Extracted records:
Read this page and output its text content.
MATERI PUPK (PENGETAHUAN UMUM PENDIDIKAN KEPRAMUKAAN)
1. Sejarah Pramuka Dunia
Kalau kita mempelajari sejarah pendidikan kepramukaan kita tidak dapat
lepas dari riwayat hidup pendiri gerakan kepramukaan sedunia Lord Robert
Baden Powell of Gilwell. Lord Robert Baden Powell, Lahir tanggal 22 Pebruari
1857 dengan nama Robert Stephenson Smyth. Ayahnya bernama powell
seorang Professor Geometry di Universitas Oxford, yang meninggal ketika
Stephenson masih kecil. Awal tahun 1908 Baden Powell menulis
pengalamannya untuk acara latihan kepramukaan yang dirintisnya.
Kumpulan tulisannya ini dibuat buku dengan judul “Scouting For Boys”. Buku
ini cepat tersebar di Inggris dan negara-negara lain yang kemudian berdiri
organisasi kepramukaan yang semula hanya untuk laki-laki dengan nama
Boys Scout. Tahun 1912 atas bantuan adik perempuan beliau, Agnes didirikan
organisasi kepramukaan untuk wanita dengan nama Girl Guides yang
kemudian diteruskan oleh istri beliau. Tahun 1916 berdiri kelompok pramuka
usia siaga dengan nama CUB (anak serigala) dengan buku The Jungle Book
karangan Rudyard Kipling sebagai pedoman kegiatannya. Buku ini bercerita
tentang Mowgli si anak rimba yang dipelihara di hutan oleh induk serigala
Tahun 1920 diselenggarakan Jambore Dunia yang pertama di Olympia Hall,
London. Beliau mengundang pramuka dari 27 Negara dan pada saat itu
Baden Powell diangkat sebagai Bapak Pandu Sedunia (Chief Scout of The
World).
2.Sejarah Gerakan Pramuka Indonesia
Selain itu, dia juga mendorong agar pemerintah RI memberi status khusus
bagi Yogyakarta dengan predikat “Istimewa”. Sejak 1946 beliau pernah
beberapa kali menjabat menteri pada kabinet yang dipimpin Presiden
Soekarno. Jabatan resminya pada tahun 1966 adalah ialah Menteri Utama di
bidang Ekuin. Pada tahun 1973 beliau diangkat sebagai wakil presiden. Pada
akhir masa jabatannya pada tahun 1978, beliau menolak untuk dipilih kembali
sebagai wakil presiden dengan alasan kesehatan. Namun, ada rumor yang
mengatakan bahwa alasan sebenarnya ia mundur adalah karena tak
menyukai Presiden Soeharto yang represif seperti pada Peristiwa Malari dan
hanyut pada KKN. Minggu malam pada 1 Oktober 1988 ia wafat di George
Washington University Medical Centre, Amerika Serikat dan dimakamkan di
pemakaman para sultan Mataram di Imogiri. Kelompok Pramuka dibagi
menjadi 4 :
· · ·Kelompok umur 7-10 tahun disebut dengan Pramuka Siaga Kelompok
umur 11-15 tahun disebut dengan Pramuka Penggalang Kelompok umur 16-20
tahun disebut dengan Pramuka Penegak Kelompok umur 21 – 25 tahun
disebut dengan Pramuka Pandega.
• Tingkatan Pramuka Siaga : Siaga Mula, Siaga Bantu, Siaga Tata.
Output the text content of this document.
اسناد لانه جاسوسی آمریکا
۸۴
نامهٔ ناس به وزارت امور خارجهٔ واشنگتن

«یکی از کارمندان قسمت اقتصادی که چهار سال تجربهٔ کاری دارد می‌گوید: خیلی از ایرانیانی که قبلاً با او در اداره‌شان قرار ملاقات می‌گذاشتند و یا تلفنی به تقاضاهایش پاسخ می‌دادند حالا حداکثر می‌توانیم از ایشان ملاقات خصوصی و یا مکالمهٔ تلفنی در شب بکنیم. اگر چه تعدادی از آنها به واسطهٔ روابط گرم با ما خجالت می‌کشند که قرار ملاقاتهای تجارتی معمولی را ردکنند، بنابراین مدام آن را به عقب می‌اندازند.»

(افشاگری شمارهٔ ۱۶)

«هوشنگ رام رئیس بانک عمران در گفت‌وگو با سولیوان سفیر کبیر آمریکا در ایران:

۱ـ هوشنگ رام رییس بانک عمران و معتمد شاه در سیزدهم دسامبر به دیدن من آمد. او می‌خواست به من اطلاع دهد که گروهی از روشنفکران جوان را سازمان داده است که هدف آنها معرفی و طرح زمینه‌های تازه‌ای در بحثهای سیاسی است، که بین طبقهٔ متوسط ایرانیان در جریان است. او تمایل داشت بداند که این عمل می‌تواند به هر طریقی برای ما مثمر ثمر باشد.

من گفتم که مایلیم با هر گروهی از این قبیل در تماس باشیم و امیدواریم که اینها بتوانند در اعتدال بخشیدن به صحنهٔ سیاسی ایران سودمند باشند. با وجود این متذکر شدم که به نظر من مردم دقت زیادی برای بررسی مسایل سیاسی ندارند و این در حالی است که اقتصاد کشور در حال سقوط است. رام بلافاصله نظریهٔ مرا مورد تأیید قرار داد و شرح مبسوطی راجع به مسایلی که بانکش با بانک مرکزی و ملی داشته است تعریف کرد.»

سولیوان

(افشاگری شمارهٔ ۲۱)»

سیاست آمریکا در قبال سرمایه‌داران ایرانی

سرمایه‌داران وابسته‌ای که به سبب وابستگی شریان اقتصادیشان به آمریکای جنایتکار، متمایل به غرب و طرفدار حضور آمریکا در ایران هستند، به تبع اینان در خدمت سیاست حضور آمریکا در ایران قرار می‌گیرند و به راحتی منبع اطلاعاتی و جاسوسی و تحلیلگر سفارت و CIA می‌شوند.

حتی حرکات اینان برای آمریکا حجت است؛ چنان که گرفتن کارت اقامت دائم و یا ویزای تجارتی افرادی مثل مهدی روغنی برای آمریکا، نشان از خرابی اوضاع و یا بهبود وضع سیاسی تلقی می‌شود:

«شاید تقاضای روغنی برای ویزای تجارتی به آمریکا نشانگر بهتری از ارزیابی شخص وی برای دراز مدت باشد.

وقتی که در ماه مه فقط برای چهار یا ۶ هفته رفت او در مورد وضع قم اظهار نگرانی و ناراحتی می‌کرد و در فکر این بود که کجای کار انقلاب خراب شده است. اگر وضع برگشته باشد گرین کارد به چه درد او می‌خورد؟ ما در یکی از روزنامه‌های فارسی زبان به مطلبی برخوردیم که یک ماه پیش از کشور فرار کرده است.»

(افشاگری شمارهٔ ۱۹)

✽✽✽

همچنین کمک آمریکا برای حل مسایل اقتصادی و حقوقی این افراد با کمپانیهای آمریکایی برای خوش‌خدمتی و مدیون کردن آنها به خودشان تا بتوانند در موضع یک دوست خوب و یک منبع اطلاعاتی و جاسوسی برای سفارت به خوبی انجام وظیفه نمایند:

EXERCISE OBJECTIVE – Every line of the material must be returned exactly as it appears.

EXPECTED OUTPUT –
Read this page and output its text content.
MATERI PUPK (PENGETAHUAN UMUM PENDIDIKAN KEPRAMUKAAN)
1. Sejarah Pramuka Dunia
Kalau kita mempelajari sejarah pendidikan kepramukaan kita tidak dapat
lepas dari riwayat hidup pendiri gerakan kepramukaan sedunia Lord Robert
Baden Powell of Gilwell. Lord Robert Baden Powell, Lahir tanggal 22 Pebruari
1857 dengan nama Robert Stephenson Smyth. Ayahnya bernama powell
seorang Professor Geometry di Universitas Oxford, yang meninggal ketika
Stephenson masih kecil. Awal tahun 1908 Baden Powell menulis
pengalamannya untuk acara latihan kepramukaan yang dirintisnya.
Kumpulan tulisannya ini dibuat buku dengan judul “Scouting For Boys”. Buku
ini cepat tersebar di Inggris dan negara-negara lain yang kemudian berdiri
organisasi kepramukaan yang semula hanya untuk laki-laki dengan nama
Boys Scout. Tahun 1912 atas bantuan adik perempuan beliau, Agnes didirikan
organisasi kepramukaan untuk wanita dengan nama Girl Guides yang
kemudian diteruskan oleh istri beliau. Tahun 1916 berdiri kelompok pramuka
usia siaga dengan nama CUB (anak serigala) dengan buku The Jungle Book
karangan Rudyard Kipling sebagai pedoman kegiatannya. Buku ini bercerita
tentang Mowgli si anak rimba yang dipelihara di hutan oleh induk serigala
Tahun 1920 diselenggarakan Jambore Dunia yang pertama di Olympia Hall,
London. Beliau mengundang pramuka dari 27 Negara dan pada saat itu
Baden Powell diangkat sebagai Bapak Pandu Sedunia (Chief Scout of The
World).
2.Sejarah Gerakan Pramuka Indonesia
Selain itu, dia juga mendorong agar pemerintah RI memberi status khusus
bagi Yogyakarta dengan predikat “Istimewa”. Sejak 1946 beliau pernah
beberapa kali menjabat menteri pada kabinet yang dipimpin Presiden
Soekarno. Jabatan resminya pada tahun 1966 adalah ialah Menteri Utama di
bidang Ekuin. Pada tahun 1973 beliau diangkat sebagai wakil presiden. Pada
akhir masa jabatannya pada tahun 1978, beliau menolak untuk dipilih kembali
sebagai wakil presiden dengan alasan kesehatan. Namun, ada rumor yang
mengatakan bahwa alasan sebenarnya ia mundur adalah karena tak
menyukai Presiden Soeharto yang represif seperti pada Peristiwa Malari dan
hanyut pada KKN. Minggu malam pada 1 Oktober 1988 ia wafat di George
Washington University Medical Centre, Amerika Serikat dan dimakamkan di
pemakaman para sultan Mataram di Imogiri. Kelompok Pramuka dibagi
menjadi 4 :
· · ·Kelompok umur 7-10 tahun disebut dengan Pramuka Siaga Kelompok
umur 11-15 tahun disebut dengan Pramuka Penggalang Kelompok umur 16-20
tahun disebut dengan Pramuka Penegak Kelompok umur 21 – 25 tahun
disebut dengan Pramuka Pandega.
• Tingkatan Pramuka Siaga : Siaga Mula, Siaga Bantu, Siaga Tata.
Output the text content of this document.
اسناد لانه جاسوسی آمریکا
۸۴
نامهٔ ناس به وزارت امور خارجهٔ واشنگتن

«یکی از کارمندان قسمت اقتصادی که چهار سال تجربهٔ کاری دارد می‌گوید: خیلی از ایرانیانی که قبلاً با او در اداره‌شان قرار ملاقات می‌گذاشتند و یا تلفنی به تقاضاهایش پاسخ می‌دادند حالا حداکثر می‌توانیم از ایشان ملاقات خصوصی و یا مکالمهٔ تلفنی در شب بکنیم. اگر چه تعدادی از آنها به واسطهٔ روابط گرم با ما خجالت می‌کشند که قرار ملاقاتهای تجارتی معمولی را ردکنند، بنابراین مدام آن را به عقب می‌اندازند.»

(افشاگری شمارهٔ ۱۶)

«هوشنگ رام رئیس بانک عمران در گفت‌وگو با سولیوان سفیر کبیر آمریکا در ایران:

۱ـ هوشنگ رام رییس بانک عمران و معتمد شاه در سیزدهم دسامبر به دیدن من آمد. او می‌خواست به من اطلاع دهد که گروهی از روشنفکران جوان را سازمان داده است که هدف آنها معرفی و طرح زمینه‌های تازه‌ای در بحثهای سیاسی است، که بین طبقهٔ متوسط ایرانیان در جریان است. او تمایل داشت بداند که این عمل می‌تواند به هر طریقی برای ما مثمر ثمر باشد.

من گفتم که مایلیم با هر گروهی از این قبیل در تماس باشیم و امیدواریم که اینها بتوانند در اعتدال بخشیدن به صحنهٔ سیاسی ایران سودمند باشند. با وجود این متذکر شدم که به نظر من مردم دقت زیادی برای بررسی مسایل سیاسی ندارند و این در حالی است که اقتصاد کشور در حال سقوط است. رام بلافاصله نظریهٔ مرا مورد تأیید قرار داد و شرح مبسوطی راجع به مسایلی که بانکش با بانک مرکزی و ملی داشته است تعریف کرد.»

سولیوان

(افشاگری شمارهٔ ۲۱)»

سیاست آمریکا در قبال سرمایه‌داران ایرانی

سرمایه‌داران وابسته‌ای که به سبب وابستگی شریان اقتصادیشان به آمریکای جنایتکار، متمایل به غرب و طرفدار حضور آمریکا در ایران هستند، به تبع اینان در خدمت سیاست حضور آمریکا در ایران قرار می‌گیرند و به راحتی منبع اطلاعاتی و جاسوسی و تحلیلگر سفارت و CIA می‌شوند.

حتی حرکات اینان برای آمریکا حجت است؛ چنان که گرفتن کارت اقامت دائم و یا ویزای تجارتی افرادی مثل مهدی روغنی برای آمریکا، نشان از خرابی اوضاع و یا بهبود وضع سیاسی تلقی می‌شود:

«شاید تقاضای روغنی برای ویزای تجارتی به آمریکا نشانگر بهتری از ارزیابی شخص وی برای دراز مدت باشد.

وقتی که در ماه مه فقط برای چهار یا ۶ هفته رفت او در مورد وضع قم اظهار نگرانی و ناراحتی می‌کرد و در فکر این بود که کجای کار انقلاب خراب شده است. اگر وضع برگشته باشد گرین کارد به چه درد او می‌خورد؟ ما در یکی از روزنامه‌های فارسی زبان به مطلبی برخوردیم که یک ماه پیش از کشور فرار کرده است.»

(افشاگری شمارهٔ ۱۹)

✽✽✽

همچنین کمک آمریکا برای حل مسایل اقتصادی و حقوقی این افراد با کمپانیهای آمریکایی برای خوش‌خدمتی و مدیون کردن آنها به خودشان تا بتوانند در موضع یک دوست خوب و یک منبع اطلاعاتی و جاسوسی برای سفارت به خوبی انجام وظیفه نمایند:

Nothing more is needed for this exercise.